- TO DO
Reproduce the material exactly, omitting nothing.

- DATASET RECORDS
════════════════════
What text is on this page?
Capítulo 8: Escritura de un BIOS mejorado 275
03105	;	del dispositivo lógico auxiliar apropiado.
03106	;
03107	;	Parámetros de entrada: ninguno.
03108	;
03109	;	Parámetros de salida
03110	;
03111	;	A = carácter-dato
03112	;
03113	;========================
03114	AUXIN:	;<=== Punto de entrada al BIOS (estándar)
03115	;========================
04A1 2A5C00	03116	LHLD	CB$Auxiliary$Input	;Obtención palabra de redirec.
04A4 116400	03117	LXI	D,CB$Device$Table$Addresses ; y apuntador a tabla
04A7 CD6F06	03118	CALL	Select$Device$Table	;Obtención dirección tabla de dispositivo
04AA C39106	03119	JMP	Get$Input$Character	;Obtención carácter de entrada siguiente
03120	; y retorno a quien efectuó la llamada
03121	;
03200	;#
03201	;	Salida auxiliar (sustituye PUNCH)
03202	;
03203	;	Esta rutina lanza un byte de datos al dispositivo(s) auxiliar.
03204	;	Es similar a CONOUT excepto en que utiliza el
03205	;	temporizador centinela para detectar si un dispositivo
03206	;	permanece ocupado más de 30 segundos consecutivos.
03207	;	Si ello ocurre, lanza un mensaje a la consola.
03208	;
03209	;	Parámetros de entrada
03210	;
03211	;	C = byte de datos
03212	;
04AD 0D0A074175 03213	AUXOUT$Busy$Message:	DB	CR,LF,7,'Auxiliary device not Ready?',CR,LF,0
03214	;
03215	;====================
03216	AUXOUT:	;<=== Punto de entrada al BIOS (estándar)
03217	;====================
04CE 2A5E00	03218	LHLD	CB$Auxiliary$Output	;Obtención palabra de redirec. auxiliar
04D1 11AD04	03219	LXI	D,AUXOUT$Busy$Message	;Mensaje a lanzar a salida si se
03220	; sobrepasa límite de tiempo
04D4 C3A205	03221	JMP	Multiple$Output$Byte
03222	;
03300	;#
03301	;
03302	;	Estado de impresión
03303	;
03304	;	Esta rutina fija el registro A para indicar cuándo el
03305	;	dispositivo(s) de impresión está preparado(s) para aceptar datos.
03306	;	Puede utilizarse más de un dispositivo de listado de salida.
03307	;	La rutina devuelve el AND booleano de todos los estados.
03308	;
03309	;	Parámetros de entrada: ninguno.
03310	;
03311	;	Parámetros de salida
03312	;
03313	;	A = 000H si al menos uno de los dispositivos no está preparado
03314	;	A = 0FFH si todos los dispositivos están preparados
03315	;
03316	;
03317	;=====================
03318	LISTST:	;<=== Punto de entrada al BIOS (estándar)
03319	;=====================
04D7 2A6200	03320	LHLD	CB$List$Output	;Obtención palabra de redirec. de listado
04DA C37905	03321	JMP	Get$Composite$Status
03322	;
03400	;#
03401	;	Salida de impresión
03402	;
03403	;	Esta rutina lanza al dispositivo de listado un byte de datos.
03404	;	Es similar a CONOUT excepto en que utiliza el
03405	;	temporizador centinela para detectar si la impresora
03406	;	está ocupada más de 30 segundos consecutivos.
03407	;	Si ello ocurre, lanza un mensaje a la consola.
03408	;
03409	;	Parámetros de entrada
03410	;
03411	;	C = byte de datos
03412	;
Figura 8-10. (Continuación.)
════════════════════
- TASK RESPONSE
What text is on this page?
Capítulo 8: Escritura de un BIOS mejorado 275
03105	;	del dispositivo lógico auxiliar apropiado.
03106	;
03107	;	Parámetros de entrada: ninguno.
03108	;
03109	;	Parámetros de salida
03110	;
03111	;	A = carácter-dato
03112	;
03113	;========================
03114	AUXIN:	;<=== Punto de entrada al BIOS (estándar)
03115	;========================
04A1 2A5C00	03116	LHLD	CB$Auxiliary$Input	;Obtención palabra de redirec.
04A4 116400	03117	LXI	D,CB$Device$Table$Addresses ; y apuntador a tabla
04A7 CD6F06	03118	CALL	Select$Device$Table	;Obtención dirección tabla de dispositivo
04AA C39106	03119	JMP	Get$Input$Character	;Obtención carácter de entrada siguiente
03120	; y retorno a quien efectuó la llamada
03121	;
03200	;#
03201	;	Salida auxiliar (sustituye PUNCH)
03202	;
03203	;	Esta rutina lanza un byte de datos al dispositivo(s) auxiliar.
03204	;	Es similar a CONOUT excepto en que utiliza el
03205	;	temporizador centinela para detectar si un dispositivo
03206	;	permanece ocupado más de 30 segundos consecutivos.
03207	;	Si ello ocurre, lanza un mensaje a la consola.
03208	;
03209	;	Parámetros de entrada
03210	;
03211	;	C = byte de datos
03212	;
04AD 0D0A074175 03213	AUXOUT$Busy$Message:	DB	CR,LF,7,'Auxiliary device not Ready?',CR,LF,0
03214	;
03215	;====================
03216	AUXOUT:	;<=== Punto de entrada al BIOS (estándar)
03217	;====================
04CE 2A5E00	03218	LHLD	CB$Auxiliary$Output	;Obtención palabra de redirec. auxiliar
04D1 11AD04	03219	LXI	D,AUXOUT$Busy$Message	;Mensaje a lanzar a salida si se
03220	; sobrepasa límite de tiempo
04D4 C3A205	03221	JMP	Multiple$Output$Byte
03222	;
03300	;#
03301	;
03302	;	Estado de impresión
03303	;
03304	;	Esta rutina fija el registro A para indicar cuándo el
03305	;	dispositivo(s) de impresión está preparado(s) para aceptar datos.
03306	;	Puede utilizarse más de un dispositivo de listado de salida.
03307	;	La rutina devuelve el AND booleano de todos los estados.
03308	;
03309	;	Parámetros de entrada: ninguno.
03310	;
03311	;	Parámetros de salida
03312	;
03313	;	A = 000H si al menos uno de los dispositivos no está preparado
03314	;	A = 0FFH si todos los dispositivos están preparados
03315	;
03316	;
03317	;=====================
03318	LISTST:	;<=== Punto de entrada al BIOS (estándar)
03319	;=====================
04D7 2A6200	03320	LHLD	CB$List$Output	;Obtención palabra de redirec. de listado
04DA C37905	03321	JMP	Get$Composite$Status
03322	;
03400	;#
03401	;	Salida de impresión
03402	;
03403	;	Esta rutina lanza al dispositivo de listado un byte de datos.
03404	;	Es similar a CONOUT excepto en que utiliza el
03405	;	temporizador centinela para detectar si la impresora
03406	;	está ocupada más de 30 segundos consecutivos.
03407	;	Si ello ocurre, lanza un mensaje a la consola.
03408	;
03409	;	Parámetros de entrada
03410	;
03411	;	C = byte de datos
03412	;
Figura 8-10. (Continuación.)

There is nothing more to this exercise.